■ **Required task**:
Exact repetition is required: output every record in full.

■ **Extracted records**:
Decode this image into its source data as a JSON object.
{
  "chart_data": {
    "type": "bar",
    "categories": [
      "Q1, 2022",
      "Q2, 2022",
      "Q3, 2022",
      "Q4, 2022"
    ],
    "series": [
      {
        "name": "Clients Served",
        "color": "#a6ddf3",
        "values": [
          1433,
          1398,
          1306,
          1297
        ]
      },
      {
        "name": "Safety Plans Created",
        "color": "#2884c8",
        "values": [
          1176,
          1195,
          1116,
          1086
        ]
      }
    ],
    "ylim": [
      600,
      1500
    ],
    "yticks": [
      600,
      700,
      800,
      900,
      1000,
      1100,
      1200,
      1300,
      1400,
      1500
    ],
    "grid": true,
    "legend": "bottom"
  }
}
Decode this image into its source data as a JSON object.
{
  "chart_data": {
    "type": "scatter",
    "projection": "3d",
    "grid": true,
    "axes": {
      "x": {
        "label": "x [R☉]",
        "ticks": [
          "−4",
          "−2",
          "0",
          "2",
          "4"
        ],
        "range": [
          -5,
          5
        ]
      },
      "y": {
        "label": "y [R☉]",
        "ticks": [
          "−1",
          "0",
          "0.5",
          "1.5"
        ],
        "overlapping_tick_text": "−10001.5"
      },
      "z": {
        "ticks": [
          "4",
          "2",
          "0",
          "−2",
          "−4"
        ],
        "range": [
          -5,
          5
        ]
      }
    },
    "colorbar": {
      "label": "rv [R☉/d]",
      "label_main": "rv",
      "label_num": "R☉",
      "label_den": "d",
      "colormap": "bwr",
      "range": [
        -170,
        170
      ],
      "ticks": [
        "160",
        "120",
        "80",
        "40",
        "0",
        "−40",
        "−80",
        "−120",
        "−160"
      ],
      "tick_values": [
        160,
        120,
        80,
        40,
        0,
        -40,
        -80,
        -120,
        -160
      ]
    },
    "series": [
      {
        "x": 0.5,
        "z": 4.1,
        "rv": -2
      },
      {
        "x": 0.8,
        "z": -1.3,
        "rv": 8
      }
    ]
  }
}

■ **Final result**:
Decode this image into its source data as a JSON object.
{
  "chart_data": {
    "type": "bar",
    "categories": [
      "Q1, 2022",
      "Q2, 2022",
      "Q3, 2022",
      "Q4, 2022"
    ],
    "series": [
      {
        "name": "Clients Served",
        "color": "#a6ddf3",
        "values": [
          1433,
          1398,
          1306,
          1297
        ]
      },
      {
        "name": "Safety Plans Created",
        "color": "#2884c8",
        "values": [
          1176,
          1195,
          1116,
          1086
        ]
      }
    ],
    "ylim": [
      600,
      1500
    ],
    "yticks": [
      600,
      700,
      800,
      900,
      1000,
      1100,
      1200,
      1300,
      1400,
      1500
    ],
    "grid": true,
    "legend": "bottom"
  }
}
Decode this image into its source data as a JSON object.
{
  "chart_data": {
    "type": "scatter",
    "projection": "3d",
    "grid": true,
    "axes": {
      "x": {
        "label": "x [R☉]",
        "ticks": [
          "−4",
          "−2",
          "0",
          "2",
          "4"
        ],
        "range": [
          -5,
          5
        ]
      },
      "y": {
        "label": "y [R☉]",
        "ticks": [
          "−1",
          "0",
          "0.5",
          "1.5"
        ],
        "overlapping_tick_text": "−10001.5"
      },
      "z": {
        "ticks": [
          "4",
          "2",
          "0",
          "−2",
          "−4"
        ],
        "range": [
          -5,
          5
        ]
      }
    },
    "colorbar": {
      "label": "rv [R☉/d]",
      "label_main": "rv",
      "label_num": "R☉",
      "label_den": "d",
      "colormap": "bwr",
      "range": [
        -170,
        170
      ],
      "ticks": [
        "160",
        "120",
        "80",
        "40",
        "0",
        "−40",
        "−80",
        "−120",
        "−160"
      ],
      "tick_values": [
        160,
        120,
        80,
        40,
        0,
        -40,
        -80,
        -120,
        -160
      ]
    },
    "series": [
      {
        "x": 0.5,
        "z": 4.1,
        "rv": -2
      },
      {
        "x": 0.8,
        "z": -1.3,
        "rv": 8
      }
    ]
  }
}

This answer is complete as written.